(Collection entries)
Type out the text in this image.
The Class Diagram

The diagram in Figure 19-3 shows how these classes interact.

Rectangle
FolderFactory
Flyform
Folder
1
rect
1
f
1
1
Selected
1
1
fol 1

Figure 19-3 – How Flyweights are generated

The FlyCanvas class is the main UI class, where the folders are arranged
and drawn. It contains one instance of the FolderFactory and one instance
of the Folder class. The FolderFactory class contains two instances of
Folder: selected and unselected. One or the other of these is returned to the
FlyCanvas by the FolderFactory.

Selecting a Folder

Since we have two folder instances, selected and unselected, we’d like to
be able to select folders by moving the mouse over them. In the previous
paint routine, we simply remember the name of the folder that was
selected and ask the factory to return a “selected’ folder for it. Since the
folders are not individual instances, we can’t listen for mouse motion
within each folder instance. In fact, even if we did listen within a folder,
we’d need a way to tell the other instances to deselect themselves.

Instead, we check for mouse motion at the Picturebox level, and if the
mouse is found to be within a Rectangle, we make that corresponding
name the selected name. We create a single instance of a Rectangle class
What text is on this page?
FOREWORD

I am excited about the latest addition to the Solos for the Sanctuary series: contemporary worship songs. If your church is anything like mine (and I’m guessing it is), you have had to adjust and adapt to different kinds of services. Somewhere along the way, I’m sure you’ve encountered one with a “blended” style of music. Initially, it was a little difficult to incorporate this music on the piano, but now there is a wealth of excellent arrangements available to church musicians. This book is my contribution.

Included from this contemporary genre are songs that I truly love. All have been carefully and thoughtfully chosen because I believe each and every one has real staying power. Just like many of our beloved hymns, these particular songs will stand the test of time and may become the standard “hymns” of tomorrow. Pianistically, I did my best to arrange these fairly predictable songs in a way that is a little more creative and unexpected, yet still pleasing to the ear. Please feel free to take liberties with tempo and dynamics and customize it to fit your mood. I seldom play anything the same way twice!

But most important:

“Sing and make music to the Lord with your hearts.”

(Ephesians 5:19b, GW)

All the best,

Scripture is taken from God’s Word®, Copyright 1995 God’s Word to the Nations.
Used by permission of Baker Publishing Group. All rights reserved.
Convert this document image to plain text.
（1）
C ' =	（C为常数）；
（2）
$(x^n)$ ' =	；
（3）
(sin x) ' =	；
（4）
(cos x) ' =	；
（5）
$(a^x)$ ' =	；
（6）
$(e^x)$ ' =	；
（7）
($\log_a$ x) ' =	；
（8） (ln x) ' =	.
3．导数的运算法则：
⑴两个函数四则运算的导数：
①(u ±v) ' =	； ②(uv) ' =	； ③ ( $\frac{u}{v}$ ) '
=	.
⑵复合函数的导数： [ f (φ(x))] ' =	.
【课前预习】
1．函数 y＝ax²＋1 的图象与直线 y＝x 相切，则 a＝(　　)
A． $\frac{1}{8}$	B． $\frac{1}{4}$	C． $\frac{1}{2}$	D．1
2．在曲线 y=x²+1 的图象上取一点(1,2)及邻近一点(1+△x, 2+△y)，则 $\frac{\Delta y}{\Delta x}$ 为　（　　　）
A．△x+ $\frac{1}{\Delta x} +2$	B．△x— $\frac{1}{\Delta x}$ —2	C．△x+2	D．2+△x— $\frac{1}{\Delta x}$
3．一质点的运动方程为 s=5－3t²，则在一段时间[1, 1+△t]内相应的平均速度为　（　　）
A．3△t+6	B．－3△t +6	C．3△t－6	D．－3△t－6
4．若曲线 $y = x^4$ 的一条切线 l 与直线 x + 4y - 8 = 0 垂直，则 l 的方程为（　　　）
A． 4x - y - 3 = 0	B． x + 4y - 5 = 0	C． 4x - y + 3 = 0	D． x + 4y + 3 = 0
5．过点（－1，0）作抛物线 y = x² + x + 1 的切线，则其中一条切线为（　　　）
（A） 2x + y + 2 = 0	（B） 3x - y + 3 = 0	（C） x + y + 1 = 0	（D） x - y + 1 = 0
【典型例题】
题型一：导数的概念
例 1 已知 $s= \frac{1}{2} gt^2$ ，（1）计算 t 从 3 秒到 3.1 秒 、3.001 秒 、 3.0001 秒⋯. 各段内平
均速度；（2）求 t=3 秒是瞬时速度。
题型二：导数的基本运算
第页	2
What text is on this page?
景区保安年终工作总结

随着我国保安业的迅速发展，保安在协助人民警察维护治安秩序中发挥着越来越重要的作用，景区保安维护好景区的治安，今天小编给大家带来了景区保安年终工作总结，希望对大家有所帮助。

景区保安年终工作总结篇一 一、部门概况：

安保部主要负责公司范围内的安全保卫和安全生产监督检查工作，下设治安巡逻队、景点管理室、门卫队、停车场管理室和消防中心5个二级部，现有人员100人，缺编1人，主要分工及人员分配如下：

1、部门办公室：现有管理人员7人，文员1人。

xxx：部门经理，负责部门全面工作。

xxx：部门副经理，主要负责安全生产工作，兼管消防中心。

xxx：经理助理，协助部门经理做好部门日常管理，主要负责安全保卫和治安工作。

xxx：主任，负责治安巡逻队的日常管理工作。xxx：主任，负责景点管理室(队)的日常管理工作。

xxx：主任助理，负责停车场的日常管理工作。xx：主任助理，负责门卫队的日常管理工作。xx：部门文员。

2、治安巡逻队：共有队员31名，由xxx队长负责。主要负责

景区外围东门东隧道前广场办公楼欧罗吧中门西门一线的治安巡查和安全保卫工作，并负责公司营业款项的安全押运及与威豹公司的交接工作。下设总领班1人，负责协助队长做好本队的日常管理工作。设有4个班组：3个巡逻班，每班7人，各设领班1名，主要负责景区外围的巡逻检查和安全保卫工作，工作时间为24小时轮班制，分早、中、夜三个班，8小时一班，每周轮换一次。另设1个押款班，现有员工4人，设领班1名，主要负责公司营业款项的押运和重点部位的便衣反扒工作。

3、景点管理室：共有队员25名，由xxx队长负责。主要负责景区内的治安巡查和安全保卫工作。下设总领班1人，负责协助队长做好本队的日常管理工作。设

* [Task requirements]: State only how many lines in the material include "these".

* [Full answer]: 3